### WHAT NEEDS TO BE DONE
What is needed is a word-for-word restatement of all the entries.

(Dataset records)
+++
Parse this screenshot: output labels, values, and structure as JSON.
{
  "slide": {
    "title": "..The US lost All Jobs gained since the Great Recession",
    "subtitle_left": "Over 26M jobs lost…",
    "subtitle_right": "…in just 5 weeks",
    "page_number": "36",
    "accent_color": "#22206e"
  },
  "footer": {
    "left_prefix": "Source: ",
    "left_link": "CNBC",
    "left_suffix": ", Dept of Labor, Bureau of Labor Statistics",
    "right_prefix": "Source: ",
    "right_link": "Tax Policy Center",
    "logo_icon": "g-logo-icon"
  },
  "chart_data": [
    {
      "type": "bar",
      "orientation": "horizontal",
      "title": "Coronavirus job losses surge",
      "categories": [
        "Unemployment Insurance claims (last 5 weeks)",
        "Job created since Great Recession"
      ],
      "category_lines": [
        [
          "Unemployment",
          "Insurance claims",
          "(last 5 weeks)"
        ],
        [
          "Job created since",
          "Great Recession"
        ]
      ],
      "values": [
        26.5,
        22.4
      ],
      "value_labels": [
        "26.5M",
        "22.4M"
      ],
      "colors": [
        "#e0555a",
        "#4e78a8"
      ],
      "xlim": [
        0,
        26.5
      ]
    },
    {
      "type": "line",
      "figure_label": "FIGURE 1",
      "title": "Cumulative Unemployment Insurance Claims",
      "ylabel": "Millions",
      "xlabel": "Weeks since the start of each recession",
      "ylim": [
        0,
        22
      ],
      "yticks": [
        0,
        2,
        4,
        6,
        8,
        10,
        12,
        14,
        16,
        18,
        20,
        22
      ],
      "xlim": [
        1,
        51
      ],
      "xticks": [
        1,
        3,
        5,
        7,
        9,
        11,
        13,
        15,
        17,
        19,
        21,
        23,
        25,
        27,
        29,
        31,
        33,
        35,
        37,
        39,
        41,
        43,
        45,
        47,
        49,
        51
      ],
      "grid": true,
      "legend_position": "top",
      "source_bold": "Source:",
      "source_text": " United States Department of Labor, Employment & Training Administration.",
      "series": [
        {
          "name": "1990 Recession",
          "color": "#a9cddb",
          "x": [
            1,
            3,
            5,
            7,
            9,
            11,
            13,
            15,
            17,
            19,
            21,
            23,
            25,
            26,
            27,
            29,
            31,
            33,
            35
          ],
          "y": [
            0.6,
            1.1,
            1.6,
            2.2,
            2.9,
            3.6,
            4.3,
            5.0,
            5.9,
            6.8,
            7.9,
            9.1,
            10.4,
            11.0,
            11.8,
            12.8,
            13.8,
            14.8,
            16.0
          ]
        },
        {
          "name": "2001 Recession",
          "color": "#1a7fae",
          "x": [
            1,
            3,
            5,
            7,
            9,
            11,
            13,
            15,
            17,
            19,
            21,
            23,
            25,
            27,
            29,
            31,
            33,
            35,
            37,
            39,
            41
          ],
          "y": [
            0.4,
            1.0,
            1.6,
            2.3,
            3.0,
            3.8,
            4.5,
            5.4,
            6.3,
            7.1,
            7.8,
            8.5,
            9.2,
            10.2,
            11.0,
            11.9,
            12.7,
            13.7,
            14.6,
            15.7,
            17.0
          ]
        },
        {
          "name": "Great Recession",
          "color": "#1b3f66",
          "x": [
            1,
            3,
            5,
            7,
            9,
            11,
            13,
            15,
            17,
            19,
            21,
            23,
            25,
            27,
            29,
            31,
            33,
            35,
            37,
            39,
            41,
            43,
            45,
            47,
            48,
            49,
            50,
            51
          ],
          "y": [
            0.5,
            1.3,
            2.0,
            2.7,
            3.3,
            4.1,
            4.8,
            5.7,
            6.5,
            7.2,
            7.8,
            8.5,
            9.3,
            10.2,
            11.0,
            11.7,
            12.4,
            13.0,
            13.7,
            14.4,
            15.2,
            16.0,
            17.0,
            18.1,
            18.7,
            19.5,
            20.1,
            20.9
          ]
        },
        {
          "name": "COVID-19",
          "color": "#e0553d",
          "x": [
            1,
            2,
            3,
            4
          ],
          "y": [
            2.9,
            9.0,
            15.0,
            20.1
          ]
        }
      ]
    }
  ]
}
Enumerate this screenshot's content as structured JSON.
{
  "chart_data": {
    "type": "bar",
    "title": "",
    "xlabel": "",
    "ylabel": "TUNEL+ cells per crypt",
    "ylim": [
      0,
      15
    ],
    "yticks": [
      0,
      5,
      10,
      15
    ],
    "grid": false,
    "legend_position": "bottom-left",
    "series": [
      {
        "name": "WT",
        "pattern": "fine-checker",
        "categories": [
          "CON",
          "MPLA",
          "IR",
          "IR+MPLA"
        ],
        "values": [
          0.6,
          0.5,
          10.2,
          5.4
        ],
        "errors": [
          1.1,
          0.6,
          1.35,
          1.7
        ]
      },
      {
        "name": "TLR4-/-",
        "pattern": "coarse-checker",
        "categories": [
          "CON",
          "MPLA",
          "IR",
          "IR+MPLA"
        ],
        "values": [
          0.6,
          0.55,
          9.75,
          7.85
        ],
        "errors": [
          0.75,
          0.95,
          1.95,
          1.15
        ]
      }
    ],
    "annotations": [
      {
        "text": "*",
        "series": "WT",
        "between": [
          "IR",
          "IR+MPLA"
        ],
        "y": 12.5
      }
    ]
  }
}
+++
### ANSWER AREA
Parse this screenshot: output labels, values, and structure as JSON.
{
  "slide": {
    "title": "..The US lost All Jobs gained since the Great Recession",
    "subtitle_left": "Over 26M jobs lost…",
    "subtitle_right": "…in just 5 weeks",
    "page_number": "36",
    "accent_color": "#22206e"
  },
  "footer": {
    "left_prefix": "Source: ",
    "left_link": "CNBC",
    "left_suffix": ", Dept of Labor, Bureau of Labor Statistics",
    "right_prefix": "Source: ",
    "right_link": "Tax Policy Center",
    "logo_icon": "g-logo-icon"
  },
  "chart_data": [
    {
      "type": "bar",
      "orientation": "horizontal",
      "title": "Coronavirus job losses surge",
      "categories": [
        "Unemployment Insurance claims (last 5 weeks)",
        "Job created since Great Recession"
      ],
      "category_lines": [
        [
          "Unemployment",
          "Insurance claims",
          "(last 5 weeks)"
        ],
        [
          "Job created since",
          "Great Recession"
        ]
      ],
      "values": [
        26.5,
        22.4
      ],
      "value_labels": [
        "26.5M",
        "22.4M"
      ],
      "colors": [
        "#e0555a",
        "#4e78a8"
      ],
      "xlim": [
        0,
        26.5
      ]
    },
    {
      "type": "line",
      "figure_label": "FIGURE 1",
      "title": "Cumulative Unemployment Insurance Claims",
      "ylabel": "Millions",
      "xlabel": "Weeks since the start of each recession",
      "ylim": [
        0,
        22
      ],
      "yticks": [
        0,
        2,
        4,
        6,
        8,
        10,
        12,
        14,
        16,
        18,
        20,
        22
      ],
      "xlim": [
        1,
        51
      ],
      "xticks": [
        1,
        3,
        5,
        7,
        9,
        11,
        13,
        15,
        17,
        19,
        21,
        23,
        25,
        27,
        29,
        31,
        33,
        35,
        37,
        39,
        41,
        43,
        45,
        47,
        49,
        51
      ],
      "grid": true,
      "legend_position": "top",
      "source_bold": "Source:",
      "source_text": " United States Department of Labor, Employment & Training Administration.",
      "series": [
        {
          "name": "1990 Recession",
          "color": "#a9cddb",
          "x": [
            1,
            3,
            5,
            7,
            9,
            11,
            13,
            15,
            17,
            19,
            21,
            23,
            25,
            26,
            27,
            29,
            31,
            33,
            35
          ],
          "y": [
            0.6,
            1.1,
            1.6,
            2.2,
            2.9,
            3.6,
            4.3,
            5.0,
            5.9,
            6.8,
            7.9,
            9.1,
            10.4,
            11.0,
            11.8,
            12.8,
            13.8,
            14.8,
            16.0
          ]
        },
        {
          "name": "2001 Recession",
          "color": "#1a7fae",
          "x": [
            1,
            3,
            5,
            7,
            9,
            11,
            13,
            15,
            17,
            19,
            21,
            23,
            25,
            27,
            29,
            31,
            33,
            35,
            37,
            39,
            41
          ],
          "y": [
            0.4,
            1.0,
            1.6,
            2.3,
            3.0,
            3.8,
            4.5,
            5.4,
            6.3,
            7.1,
            7.8,
            8.5,
            9.2,
            10.2,
            11.0,
            11.9,
            12.7,
            13.7,
            14.6,
            15.7,
            17.0
          ]
        },
        {
          "name": "Great Recession",
          "color": "#1b3f66",
          "x": [
            1,
            3,
            5,
            7,
            9,
            11,
            13,
            15,
            17,
            19,
            21,
            23,
            25,
            27,
            29,
            31,
            33,
            35,
            37,
            39,
            41,
            43,
            45,
            47,
            48,
            49,
            50,
            51
          ],
          "y": [
            0.5,
            1.3,
            2.0,
            2.7,
            3.3,
            4.1,
            4.8,
            5.7,
            6.5,
            7.2,
            7.8,
            8.5,
            9.3,
            10.2,
            11.0,
            11.7,
            12.4,
            13.0,
            13.7,
            14.4,
            15.2,
            16.0,
            17.0,
            18.1,
            18.7,
            19.5,
            20.1,
            20.9
          ]
        },
        {
          "name": "COVID-19",
          "color": "#e0553d",
          "x": [
            1,
            2,
            3,
            4
          ],
          "y": [
            2.9,
            9.0,
            15.0,
            20.1
          ]
        }
      ]
    }
  ]
}
Enumerate this screenshot's content as structured JSON.
{
  "chart_data": {
    "type": "bar",
    "title": "",
    "xlabel": "",
    "ylabel": "TUNEL+ cells per crypt",
    "ylim": [
      0,
      15
    ],
    "yticks": [
      0,
      5,
      10,
      15
    ],
    "grid": false,
    "legend_position": "bottom-left",
    "series": [
      {
        "name": "WT",
        "pattern": "fine-checker",
        "categories": [
          "CON",
          "MPLA",
          "IR",
          "IR+MPLA"
        ],
        "values": [
          0.6,
          0.5,
          10.2,
          5.4
        ],
        "errors": [
          1.1,
          0.6,
          1.35,
          1.7
        ]
      },
      {
        "name": "TLR4-/-",
        "pattern": "coarse-checker",
        "categories": [
          "CON",
          "MPLA",
          "IR",
          "IR+MPLA"
        ],
        "values": [
          0.6,
          0.55,
          9.75,
          7.85
        ],
        "errors": [
          0.75,
          0.95,
          1.95,
          1.15
        ]
      }
    ],
    "annotations": [
      {
        "text": "*",
        "series": "WT",
        "between": [
          "IR",
          "IR+MPLA"
        ],
        "y": 12.5
      }
    ]
  }
}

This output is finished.